• **EXERCISE GOAL**:
Each line of the material must be returned exactly.

• **DATASET RECORDS**:
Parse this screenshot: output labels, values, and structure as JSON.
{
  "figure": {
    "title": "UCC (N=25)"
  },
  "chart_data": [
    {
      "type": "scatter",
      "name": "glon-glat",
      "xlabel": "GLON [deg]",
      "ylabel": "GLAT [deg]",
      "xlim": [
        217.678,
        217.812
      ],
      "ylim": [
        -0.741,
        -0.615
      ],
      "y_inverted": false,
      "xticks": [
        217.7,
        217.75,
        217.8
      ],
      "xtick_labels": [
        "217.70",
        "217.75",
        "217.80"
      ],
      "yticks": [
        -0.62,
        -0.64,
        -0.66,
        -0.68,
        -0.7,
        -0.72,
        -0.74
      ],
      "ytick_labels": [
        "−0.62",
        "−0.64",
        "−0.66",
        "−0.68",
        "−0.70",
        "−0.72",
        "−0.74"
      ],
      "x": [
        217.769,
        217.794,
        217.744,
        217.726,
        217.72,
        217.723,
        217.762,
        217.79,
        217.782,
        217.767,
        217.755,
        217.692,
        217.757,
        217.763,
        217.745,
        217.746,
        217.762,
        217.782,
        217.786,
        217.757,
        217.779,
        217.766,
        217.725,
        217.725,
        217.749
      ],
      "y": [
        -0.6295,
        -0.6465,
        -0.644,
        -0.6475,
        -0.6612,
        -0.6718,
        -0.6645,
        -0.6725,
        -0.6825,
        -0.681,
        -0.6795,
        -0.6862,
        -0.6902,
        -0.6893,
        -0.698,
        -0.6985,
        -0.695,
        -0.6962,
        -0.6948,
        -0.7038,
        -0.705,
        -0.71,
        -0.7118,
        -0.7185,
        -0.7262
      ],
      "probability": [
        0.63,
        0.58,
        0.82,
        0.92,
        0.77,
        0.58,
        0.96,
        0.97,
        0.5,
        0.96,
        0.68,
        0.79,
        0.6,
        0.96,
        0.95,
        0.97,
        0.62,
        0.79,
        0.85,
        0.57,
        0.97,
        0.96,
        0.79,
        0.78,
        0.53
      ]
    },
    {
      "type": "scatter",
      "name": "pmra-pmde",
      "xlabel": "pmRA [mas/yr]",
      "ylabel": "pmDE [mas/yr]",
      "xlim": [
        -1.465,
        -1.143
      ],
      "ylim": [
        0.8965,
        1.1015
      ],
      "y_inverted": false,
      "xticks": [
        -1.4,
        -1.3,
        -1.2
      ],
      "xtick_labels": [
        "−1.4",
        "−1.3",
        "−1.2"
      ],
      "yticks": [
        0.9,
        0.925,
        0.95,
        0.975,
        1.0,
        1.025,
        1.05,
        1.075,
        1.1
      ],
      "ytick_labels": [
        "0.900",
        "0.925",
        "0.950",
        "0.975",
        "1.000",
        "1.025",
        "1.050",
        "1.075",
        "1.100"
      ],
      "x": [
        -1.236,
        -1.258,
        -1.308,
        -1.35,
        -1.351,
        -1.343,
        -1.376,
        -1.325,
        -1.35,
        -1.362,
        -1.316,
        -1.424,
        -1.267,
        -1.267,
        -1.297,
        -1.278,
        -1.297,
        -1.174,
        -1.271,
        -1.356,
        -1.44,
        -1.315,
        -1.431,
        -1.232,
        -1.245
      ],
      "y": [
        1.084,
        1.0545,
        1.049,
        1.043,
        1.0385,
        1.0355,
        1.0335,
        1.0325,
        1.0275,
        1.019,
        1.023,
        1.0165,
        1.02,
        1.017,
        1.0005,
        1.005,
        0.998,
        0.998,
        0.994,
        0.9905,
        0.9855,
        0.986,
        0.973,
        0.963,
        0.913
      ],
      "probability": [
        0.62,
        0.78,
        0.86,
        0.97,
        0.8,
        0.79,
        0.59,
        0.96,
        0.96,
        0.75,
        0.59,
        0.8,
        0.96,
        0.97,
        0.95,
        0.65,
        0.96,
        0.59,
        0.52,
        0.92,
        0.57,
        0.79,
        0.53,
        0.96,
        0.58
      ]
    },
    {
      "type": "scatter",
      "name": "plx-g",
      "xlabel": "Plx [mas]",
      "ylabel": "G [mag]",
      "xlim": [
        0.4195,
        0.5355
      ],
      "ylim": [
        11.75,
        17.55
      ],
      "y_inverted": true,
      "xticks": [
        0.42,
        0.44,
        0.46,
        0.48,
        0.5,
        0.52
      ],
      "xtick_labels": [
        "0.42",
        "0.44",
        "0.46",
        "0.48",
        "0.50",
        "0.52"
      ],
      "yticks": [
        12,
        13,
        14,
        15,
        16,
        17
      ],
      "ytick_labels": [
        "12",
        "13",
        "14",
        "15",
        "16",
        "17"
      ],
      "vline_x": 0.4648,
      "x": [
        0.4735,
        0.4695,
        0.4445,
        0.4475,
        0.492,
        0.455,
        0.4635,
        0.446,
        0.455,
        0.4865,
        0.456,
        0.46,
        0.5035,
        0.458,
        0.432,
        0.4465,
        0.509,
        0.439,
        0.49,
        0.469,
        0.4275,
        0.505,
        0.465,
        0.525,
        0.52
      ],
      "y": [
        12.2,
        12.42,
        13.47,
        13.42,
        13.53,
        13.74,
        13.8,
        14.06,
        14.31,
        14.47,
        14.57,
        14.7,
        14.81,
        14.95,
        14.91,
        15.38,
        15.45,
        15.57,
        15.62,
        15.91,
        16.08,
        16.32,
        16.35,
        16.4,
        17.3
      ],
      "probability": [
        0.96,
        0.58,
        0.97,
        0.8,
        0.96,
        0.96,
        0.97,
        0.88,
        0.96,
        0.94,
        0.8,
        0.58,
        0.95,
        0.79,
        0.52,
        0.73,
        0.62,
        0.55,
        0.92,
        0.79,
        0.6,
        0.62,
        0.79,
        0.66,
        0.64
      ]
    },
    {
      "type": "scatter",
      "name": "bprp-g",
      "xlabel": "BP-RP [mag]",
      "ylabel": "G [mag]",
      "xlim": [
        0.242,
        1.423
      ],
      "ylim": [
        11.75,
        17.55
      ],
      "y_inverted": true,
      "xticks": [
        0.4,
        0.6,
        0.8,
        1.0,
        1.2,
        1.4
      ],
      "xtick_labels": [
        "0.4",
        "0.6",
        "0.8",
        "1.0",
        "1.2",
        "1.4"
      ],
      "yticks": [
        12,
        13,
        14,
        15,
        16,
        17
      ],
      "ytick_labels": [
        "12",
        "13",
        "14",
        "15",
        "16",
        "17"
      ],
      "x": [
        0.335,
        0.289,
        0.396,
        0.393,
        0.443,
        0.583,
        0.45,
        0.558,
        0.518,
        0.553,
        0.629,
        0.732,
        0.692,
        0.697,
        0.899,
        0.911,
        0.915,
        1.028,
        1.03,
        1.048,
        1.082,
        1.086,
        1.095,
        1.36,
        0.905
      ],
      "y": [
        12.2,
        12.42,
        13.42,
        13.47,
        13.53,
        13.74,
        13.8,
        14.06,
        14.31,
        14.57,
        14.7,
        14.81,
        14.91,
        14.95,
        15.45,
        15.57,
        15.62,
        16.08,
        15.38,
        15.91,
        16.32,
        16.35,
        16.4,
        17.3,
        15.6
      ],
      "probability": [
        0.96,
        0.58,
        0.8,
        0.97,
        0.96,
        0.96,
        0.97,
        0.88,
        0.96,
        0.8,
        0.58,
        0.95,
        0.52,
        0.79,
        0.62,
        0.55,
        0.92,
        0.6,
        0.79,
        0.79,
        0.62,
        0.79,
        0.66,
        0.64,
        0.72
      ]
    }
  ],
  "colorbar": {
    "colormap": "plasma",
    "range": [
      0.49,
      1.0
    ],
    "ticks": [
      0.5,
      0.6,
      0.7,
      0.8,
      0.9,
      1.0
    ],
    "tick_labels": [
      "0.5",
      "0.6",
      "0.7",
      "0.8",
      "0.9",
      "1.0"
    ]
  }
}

• **RESPONSE**:
Parse this screenshot: output labels, values, and structure as JSON.
{
  "figure": {
    "title": "UCC (N=25)"
  },
  "chart_data": [
    {
      "type": "scatter",
      "name": "glon-glat",
      "xlabel": "GLON [deg]",
      "ylabel": "GLAT [deg]",
      "xlim": [
        217.678,
        217.812
      ],
      "ylim": [
        -0.741,
        -0.615
      ],
      "y_inverted": false,
      "xticks": [
        217.7,
        217.75,
        217.8
      ],
      "xtick_labels": [
        "217.70",
        "217.75",
        "217.80"
      ],
      "yticks": [
        -0.62,
        -0.64,
        -0.66,
        -0.68,
        -0.7,
        -0.72,
        -0.74
      ],
      "ytick_labels": [
        "−0.62",
        "−0.64",
        "−0.66",
        "−0.68",
        "−0.70",
        "−0.72",
        "−0.74"
      ],
      "x": [
        217.769,
        217.794,
        217.744,
        217.726,
        217.72,
        217.723,
        217.762,
        217.79,
        217.782,
        217.767,
        217.755,
        217.692,
        217.757,
        217.763,
        217.745,
        217.746,
        217.762,
        217.782,
        217.786,
        217.757,
        217.779,
        217.766,
        217.725,
        217.725,
        217.749
      ],
      "y": [
        -0.6295,
        -0.6465,
        -0.644,
        -0.6475,
        -0.6612,
        -0.6718,
        -0.6645,
        -0.6725,
        -0.6825,
        -0.681,
        -0.6795,
        -0.6862,
        -0.6902,
        -0.6893,
        -0.698,
        -0.6985,
        -0.695,
        -0.6962,
        -0.6948,
        -0.7038,
        -0.705,
        -0.71,
        -0.7118,
        -0.7185,
        -0.7262
      ],
      "probability": [
        0.63,
        0.58,
        0.82,
        0.92,
        0.77,
        0.58,
        0.96,
        0.97,
        0.5,
        0.96,
        0.68,
        0.79,
        0.6,
        0.96,
        0.95,
        0.97,
        0.62,
        0.79,
        0.85,
        0.57,
        0.97,
        0.96,
        0.79,
        0.78,
        0.53
      ]
    },
    {
      "type": "scatter",
      "name": "pmra-pmde",
      "xlabel": "pmRA [mas/yr]",
      "ylabel": "pmDE [mas/yr]",
      "xlim": [
        -1.465,
        -1.143
      ],
      "ylim": [
        0.8965,
        1.1015
      ],
      "y_inverted": false,
      "xticks": [
        -1.4,
        -1.3,
        -1.2
      ],
      "xtick_labels": [
        "−1.4",
        "−1.3",
        "−1.2"
      ],
      "yticks": [
        0.9,
        0.925,
        0.95,
        0.975,
        1.0,
        1.025,
        1.05,
        1.075,
        1.1
      ],
      "ytick_labels": [
        "0.900",
        "0.925",
        "0.950",
        "0.975",
        "1.000",
        "1.025",
        "1.050",
        "1.075",
        "1.100"
      ],
      "x": [
        -1.236,
        -1.258,
        -1.308,
        -1.35,
        -1.351,
        -1.343,
        -1.376,
        -1.325,
        -1.35,
        -1.362,
        -1.316,
        -1.424,
        -1.267,
        -1.267,
        -1.297,
        -1.278,
        -1.297,
        -1.174,
        -1.271,
        -1.356,
        -1.44,
        -1.315,
        -1.431,
        -1.232,
        -1.245
      ],
      "y": [
        1.084,
        1.0545,
        1.049,
        1.043,
        1.0385,
        1.0355,
        1.0335,
        1.0325,
        1.0275,
        1.019,
        1.023,
        1.0165,
        1.02,
        1.017,
        1.0005,
        1.005,
        0.998,
        0.998,
        0.994,
        0.9905,
        0.9855,
        0.986,
        0.973,
        0.963,
        0.913
      ],
      "probability": [
        0.62,
        0.78,
        0.86,
        0.97,
        0.8,
        0.79,
        0.59,
        0.96,
        0.96,
        0.75,
        0.59,
        0.8,
        0.96,
        0.97,
        0.95,
        0.65,
        0.96,
        0.59,
        0.52,
        0.92,
        0.57,
        0.79,
        0.53,
        0.96,
        0.58
      ]
    },
    {
      "type": "scatter",
      "name": "plx-g",
      "xlabel": "Plx [mas]",
      "ylabel": "G [mag]",
      "xlim": [
        0.4195,
        0.5355
      ],
      "ylim": [
        11.75,
        17.55
      ],
      "y_inverted": true,
      "xticks": [
        0.42,
        0.44,
        0.46,
        0.48,
        0.5,
        0.52
      ],
      "xtick_labels": [
        "0.42",
        "0.44",
        "0.46",
        "0.48",
        "0.50",
        "0.52"
      ],
      "yticks": [
        12,
        13,
        14,
        15,
        16,
        17
      ],
      "ytick_labels": [
        "12",
        "13",
        "14",
        "15",
        "16",
        "17"
      ],
      "vline_x": 0.4648,
      "x": [
        0.4735,
        0.4695,
        0.4445,
        0.4475,
        0.492,
        0.455,
        0.4635,
        0.446,
        0.455,
        0.4865,
        0.456,
        0.46,
        0.5035,
        0.458,
        0.432,
        0.4465,
        0.509,
        0.439,
        0.49,
        0.469,
        0.4275,
        0.505,
        0.465,
        0.525,
        0.52
      ],
      "y": [
        12.2,
        12.42,
        13.47,
        13.42,
        13.53,
        13.74,
        13.8,
        14.06,
        14.31,
        14.47,
        14.57,
        14.7,
        14.81,
        14.95,
        14.91,
        15.38,
        15.45,
        15.57,
        15.62,
        15.91,
        16.08,
        16.32,
        16.35,
        16.4,
        17.3
      ],
      "probability": [
        0.96,
        0.58,
        0.97,
        0.8,
        0.96,
        0.96,
        0.97,
        0.88,
        0.96,
        0.94,
        0.8,
        0.58,
        0.95,
        0.79,
        0.52,
        0.73,
        0.62,
        0.55,
        0.92,
        0.79,
        0.6,
        0.62,
        0.79,
        0.66,
        0.64
      ]
    },
    {
      "type": "scatter",
      "name": "bprp-g",
      "xlabel": "BP-RP [mag]",
      "ylabel": "G [mag]",
      "xlim": [
        0.242,
        1.423
      ],
      "ylim": [
        11.75,
        17.55
      ],
      "y_inverted": true,
      "xticks": [
        0.4,
        0.6,
        0.8,
        1.0,
        1.2,
        1.4
      ],
      "xtick_labels": [
        "0.4",
        "0.6",
        "0.8",
        "1.0",
        "1.2",
        "1.4"
      ],
      "yticks": [
        12,
        13,
        14,
        15,
        16,
        17
      ],
      "ytick_labels": [
        "12",
        "13",
        "14",
        "15",
        "16",
        "17"
      ],
      "x": [
        0.335,
        0.289,
        0.396,
        0.393,
        0.443,
        0.583,
        0.45,
        0.558,
        0.518,
        0.553,
        0.629,
        0.732,
        0.692,
        0.697,
        0.899,
        0.911,
        0.915,
        1.028,
        1.03,
        1.048,
        1.082,
        1.086,
        1.095,
        1.36,
        0.905
      ],
      "y": [
        12.2,
        12.42,
        13.42,
        13.47,
        13.53,
        13.74,
        13.8,
        14.06,
        14.31,
        14.57,
        14.7,
        14.81,
        14.91,
        14.95,
        15.45,
        15.57,
        15.62,
        16.08,
        15.38,
        15.91,
        16.32,
        16.35,
        16.4,
        17.3,
        15.6
      ],
      "probability": [
        0.96,
        0.58,
        0.8,
        0.97,
        0.96,
        0.96,
        0.97,
        0.88,
        0.96,
        0.8,
        0.58,
        0.95,
        0.52,
        0.79,
        0.62,
        0.55,
        0.92,
        0.6,
        0.79,
        0.79,
        0.62,
        0.79,
        0.66,
        0.64,
        0.72
      ]
    }
  ],
  "colorbar": {
    "colormap": "plasma",
    "range": [
      0.49,
      1.0
    ],
    "ticks": [
      0.5,
      0.6,
      0.7,
      0.8,
      0.9,
      1.0
    ],
    "tick_labels": [
      "0.5",
      "0.6",
      "0.7",
      "0.8",
      "0.9",
      "1.0"
    ]
  }
}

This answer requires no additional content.